**Your instructions**.
Your task is to output the listing word for word, with pictures excluded.

** START OF The records **

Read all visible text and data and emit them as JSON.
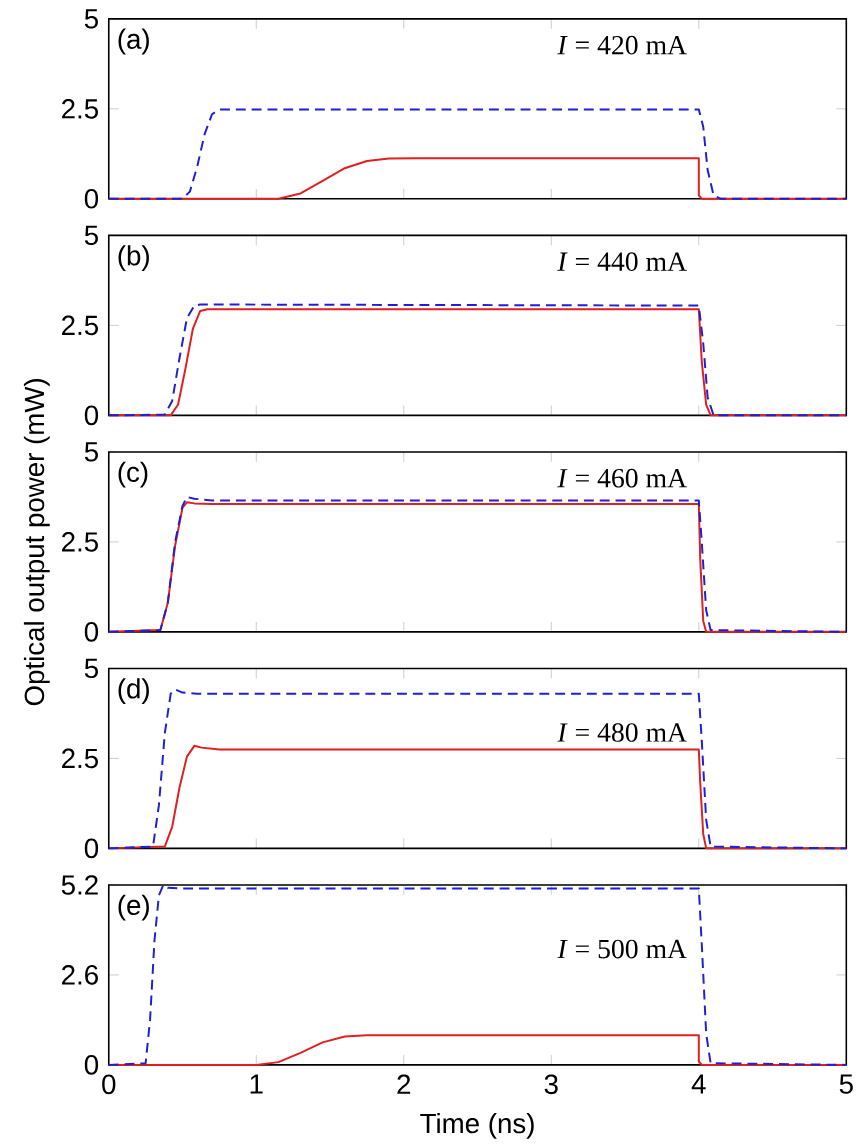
{
  "chart_data": [
    {
      "type": "line",
      "xlim": [
        0,
        5
      ],
      "xticks": [
        0,
        1,
        2,
        3,
        4,
        5
      ],
      "ylim": [
        0,
        5
      ],
      "yticks": [
        0,
        2.5,
        5
      ],
      "tick_labels": "y",
      "annotations": [
        "(a)",
        "*I* = 420 mA"
      ],
      "series": [
        {
          "color": "#1f1fd6",
          "line_style": "dashed",
          "x": [
            0,
            0.5,
            0.55,
            0.6,
            0.65,
            0.7,
            0.75,
            4.0,
            4.03,
            4.06,
            4.1,
            4.15,
            5
          ],
          "values": [
            0,
            0,
            0.2,
            0.9,
            1.8,
            2.35,
            2.48,
            2.48,
            2.0,
            0.8,
            0.1,
            0,
            0
          ]
        },
        {
          "color": "#e01f1f",
          "line_style": "solid",
          "x": [
            0,
            1.15,
            1.3,
            1.45,
            1.6,
            1.75,
            1.9,
            2.1,
            4.0,
            4.0,
            4.02,
            5
          ],
          "values": [
            0,
            0,
            0.15,
            0.5,
            0.85,
            1.05,
            1.12,
            1.13,
            1.13,
            0.1,
            0,
            0
          ]
        }
      ]
    },
    {
      "type": "line",
      "xlim": [
        0,
        5
      ],
      "xticks": [
        0,
        1,
        2,
        3,
        4,
        5
      ],
      "ylim": [
        0,
        5
      ],
      "yticks": [
        0,
        2.5,
        5
      ],
      "tick_labels": "y",
      "annotations": [
        "(b)",
        "*I* = 440 mA"
      ],
      "series": [
        {
          "color": "#1f1fd6",
          "line_style": "dashed",
          "x": [
            0,
            0.38,
            0.43,
            0.48,
            0.53,
            0.58,
            0.62,
            4.0,
            4.03,
            4.06,
            4.1,
            5
          ],
          "values": [
            0,
            0.02,
            0.4,
            1.6,
            2.7,
            3.05,
            3.08,
            3.05,
            2.0,
            0.5,
            0,
            0
          ]
        },
        {
          "color": "#e01f1f",
          "line_style": "solid",
          "x": [
            0,
            0.42,
            0.47,
            0.52,
            0.57,
            0.62,
            0.67,
            4.0,
            4.02,
            4.05,
            4.08,
            5
          ],
          "values": [
            0,
            0,
            0.3,
            1.3,
            2.4,
            2.9,
            2.95,
            2.95,
            1.5,
            0.3,
            0,
            0
          ]
        }
      ]
    },
    {
      "type": "line",
      "xlim": [
        0,
        5
      ],
      "xticks": [
        0,
        1,
        2,
        3,
        4,
        5
      ],
      "ylim": [
        0,
        5
      ],
      "yticks": [
        0,
        2.5,
        5
      ],
      "tick_labels": "y",
      "ylabel": "Optical output power (mW)",
      "annotations": [
        "(c)",
        "*I* = 460 mA"
      ],
      "series": [
        {
          "color": "#1f1fd6",
          "line_style": "dashed",
          "x": [
            0,
            0.35,
            0.4,
            0.45,
            0.5,
            0.53,
            0.58,
            0.7,
            4.0,
            4.02,
            4.05,
            4.08,
            5
          ],
          "values": [
            0,
            0.05,
            0.8,
            2.5,
            3.5,
            3.75,
            3.7,
            3.65,
            3.65,
            2.5,
            0.6,
            0.05,
            0
          ]
        },
        {
          "color": "#e01f1f",
          "line_style": "solid",
          "x": [
            0,
            0.35,
            0.4,
            0.45,
            0.5,
            0.53,
            0.58,
            0.7,
            4.0,
            4.01,
            4.03,
            4.05,
            5
          ],
          "values": [
            0,
            0.05,
            0.8,
            2.4,
            3.45,
            3.6,
            3.57,
            3.55,
            3.55,
            2.0,
            0.3,
            0,
            0
          ]
        }
      ]
    },
    {
      "type": "line",
      "xlim": [
        0,
        5
      ],
      "xticks": [
        0,
        1,
        2,
        3,
        4,
        5
      ],
      "ylim": [
        0,
        5
      ],
      "yticks": [
        0,
        2.5,
        5
      ],
      "tick_labels": "y",
      "annotations": [
        "(d)",
        "*I* = 480 mA"
      ],
      "series": [
        {
          "color": "#1f1fd6",
          "line_style": "dashed",
          "x": [
            0,
            0.3,
            0.34,
            0.38,
            0.42,
            0.45,
            0.5,
            0.6,
            4.0,
            4.02,
            4.05,
            4.08,
            5
          ],
          "values": [
            0,
            0.05,
            1.2,
            3.2,
            4.3,
            4.42,
            4.33,
            4.3,
            4.3,
            3.0,
            0.8,
            0.05,
            0
          ]
        },
        {
          "color": "#e01f1f",
          "line_style": "solid",
          "x": [
            0,
            0.38,
            0.43,
            0.48,
            0.53,
            0.58,
            0.63,
            0.75,
            4.0,
            4.01,
            4.03,
            4.05,
            5
          ],
          "values": [
            0,
            0.05,
            0.6,
            1.7,
            2.55,
            2.85,
            2.8,
            2.75,
            2.75,
            1.8,
            0.4,
            0,
            0
          ]
        }
      ]
    },
    {
      "type": "line",
      "xlim": [
        0,
        5
      ],
      "xticks": [
        0,
        1,
        2,
        3,
        4,
        5
      ],
      "ylim": [
        0,
        5.2
      ],
      "yticks": [
        0,
        2.6,
        5.2
      ],
      "xlabel": "Time (ns)",
      "annotations": [
        "(e)",
        "*I* = 500 mA"
      ],
      "series": [
        {
          "color": "#1f1fd6",
          "line_style": "dashed",
          "x": [
            0,
            0.25,
            0.28,
            0.31,
            0.34,
            0.37,
            0.4,
            0.5,
            4.0,
            4.02,
            4.05,
            4.08,
            5
          ],
          "values": [
            0,
            0.05,
            1.3,
            3.6,
            4.9,
            5.2,
            5.12,
            5.1,
            5.1,
            3.5,
            0.9,
            0.05,
            0
          ]
        },
        {
          "color": "#e01f1f",
          "line_style": "solid",
          "x": [
            0,
            1.0,
            1.15,
            1.3,
            1.45,
            1.6,
            1.75,
            4.0,
            4.0,
            4.02,
            5
          ],
          "values": [
            0,
            0,
            0.08,
            0.35,
            0.65,
            0.82,
            0.86,
            0.86,
            0.1,
            0,
            0
          ]
        }
      ]
    }
  ]
}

** END OF The records **

**Result**.
Read all visible text and data and emit them as JSON.
{
  "chart_data": [
    {
      "type": "line",
      "xlim": [
        0,
        5
      ],
      "xticks": [
        0,
        1,
        2,
        3,
        4,
        5
      ],
      "ylim": [
        0,
        5
      ],
      "yticks": [
        0,
        2.5,
        5
      ],
      "tick_labels": "y",
      "annotations": [
        "(a)",
        "*I* = 420 mA"
      ],
      "series": [
        {
          "color": "#1f1fd6",
          "line_style": "dashed",
          "x": [
            0,
            0.5,
            0.55,
            0.6,
            0.65,
            0.7,
            0.75,
            4.0,
            4.03,
            4.06,
            4.1,
            4.15,
            5
          ],
          "values": [
            0,
            0,
            0.2,
            0.9,
            1.8,
            2.35,
            2.48,
            2.48,
            2.0,
            0.8,
            0.1,
            0,
            0
          ]
        },
        {
          "color": "#e01f1f",
          "line_style": "solid",
          "x": [
            0,
            1.15,
            1.3,
            1.45,
            1.6,
            1.75,
            1.9,
            2.1,
            4.0,
            4.0,
            4.02,
            5
          ],
          "values": [
            0,
            0,
            0.15,
            0.5,
            0.85,
            1.05,
            1.12,
            1.13,
            1.13,
            0.1,
            0,
            0
          ]
        }
      ]
    },
    {
      "type": "line",
      "xlim": [
        0,
        5
      ],
      "xticks": [
        0,
        1,
        2,
        3,
        4,
        5
      ],
      "ylim": [
        0,
        5
      ],
      "yticks": [
        0,
        2.5,
        5
      ],
      "tick_labels": "y",
      "annotations": [
        "(b)",
        "*I* = 440 mA"
      ],
      "series": [
        {
          "color": "#1f1fd6",
          "line_style": "dashed",
          "x": [
            0,
            0.38,
            0.43,
            0.48,
            0.53,
            0.58,
            0.62,
            4.0,
            4.03,
            4.06,
            4.1,
            5
          ],
          "values": [
            0,
            0.02,
            0.4,
            1.6,
            2.7,
            3.05,
            3.08,
            3.05,
            2.0,
            0.5,
            0,
            0
          ]
        },
        {
          "color": "#e01f1f",
          "line_style": "solid",
          "x": [
            0,
            0.42,
            0.47,
            0.52,
            0.57,
            0.62,
            0.67,
            4.0,
            4.02,
            4.05,
            4.08,
            5
          ],
          "values": [
            0,
            0,
            0.3,
            1.3,
            2.4,
            2.9,
            2.95,
            2.95,
            1.5,
            0.3,
            0,
            0
          ]
        }
      ]
    },
    {
      "type": "line",
      "xlim": [
        0,
        5
      ],
      "xticks": [
        0,
        1,
        2,
        3,
        4,
        5
      ],
      "ylim": [
        0,
        5
      ],
      "yticks": [
        0,
        2.5,
        5
      ],
      "tick_labels": "y",
      "ylabel": "Optical output power (mW)",
      "annotations": [
        "(c)",
        "*I* = 460 mA"
      ],
      "series": [
        {
          "color": "#1f1fd6",
          "line_style": "dashed",
          "x": [
            0,
            0.35,
            0.4,
            0.45,
            0.5,
            0.53,
            0.58,
            0.7,
            4.0,
            4.02,
            4.05,
            4.08,
            5
          ],
          "values": [
            0,
            0.05,
            0.8,
            2.5,
            3.5,
            3.75,
            3.7,
            3.65,
            3.65,
            2.5,
            0.6,
            0.05,
            0
          ]
        },
        {
          "color": "#e01f1f",
          "line_style": "solid",
          "x": [
            0,
            0.35,
            0.4,
            0.45,
            0.5,
            0.53,
            0.58,
            0.7,
            4.0,
            4.01,
            4.03,
            4.05,
            5
          ],
          "values": [
            0,
            0.05,
            0.8,
            2.4,
            3.45,
            3.6,
            3.57,
            3.55,
            3.55,
            2.0,
            0.3,
            0,
            0
          ]
        }
      ]
    },
    {
      "type": "line",
      "xlim": [
        0,
        5
      ],
      "xticks": [
        0,
        1,
        2,
        3,
        4,
        5
      ],
      "ylim": [
        0,
        5
      ],
      "yticks": [
        0,
        2.5,
        5
      ],
      "tick_labels": "y",
      "annotations": [
        "(d)",
        "*I* = 480 mA"
      ],
      "series": [
        {
          "color": "#1f1fd6",
          "line_style": "dashed",
          "x": [
            0,
            0.3,
            0.34,
            0.38,
            0.42,
            0.45,
            0.5,
            0.6,
            4.0,
            4.02,
            4.05,
            4.08,
            5
          ],
          "values": [
            0,
            0.05,
            1.2,
            3.2,
            4.3,
            4.42,
            4.33,
            4.3,
            4.3,
            3.0,
            0.8,
            0.05,
            0
          ]
        },
        {
          "color": "#e01f1f",
          "line_style": "solid",
          "x": [
            0,
            0.38,
            0.43,
            0.48,
            0.53,
            0.58,
            0.63,
            0.75,
            4.0,
            4.01,
            4.03,
            4.05,
            5
          ],
          "values": [
            0,
            0.05,
            0.6,
            1.7,
            2.55,
            2.85,
            2.8,
            2.75,
            2.75,
            1.8,
            0.4,
            0,
            0
          ]
        }
      ]
    },
    {
      "type": "line",
      "xlim": [
        0,
        5
      ],
      "xticks": [
        0,
        1,
        2,
        3,
        4,
        5
      ],
      "ylim": [
        0,
        5.2
      ],
      "yticks": [
        0,
        2.6,
        5.2
      ],
      "xlabel": "Time (ns)",
      "annotations": [
        "(e)",
        "*I* = 500 mA"
      ],
      "series": [
        {
          "color": "#1f1fd6",
          "line_style": "dashed",
          "x": [
            0,
            0.25,
            0.28,
            0.31,
            0.34,
            0.37,
            0.4,
            0.5,
            4.0,
            4.02,
            4.05,
            4.08,
            5
          ],
          "values": [
            0,
            0.05,
            1.3,
            3.6,
            4.9,
            5.2,
            5.12,
            5.1,
            5.1,
            3.5,
            0.9,
            0.05,
            0
          ]
        },
        {
          "color": "#e01f1f",
          "line_style": "solid",
          "x": [
            0,
            1.0,
            1.15,
            1.3,
            1.45,
            1.6,
            1.75,
            4.0,
            4.0,
            4.02,
            5
          ],
          "values": [
            0,
            0,
            0.08,
            0.35,
            0.65,
            0.82,
            0.86,
            0.86,
            0.1,
            0,
            0
          ]
        }
      ]
    }
  ]
}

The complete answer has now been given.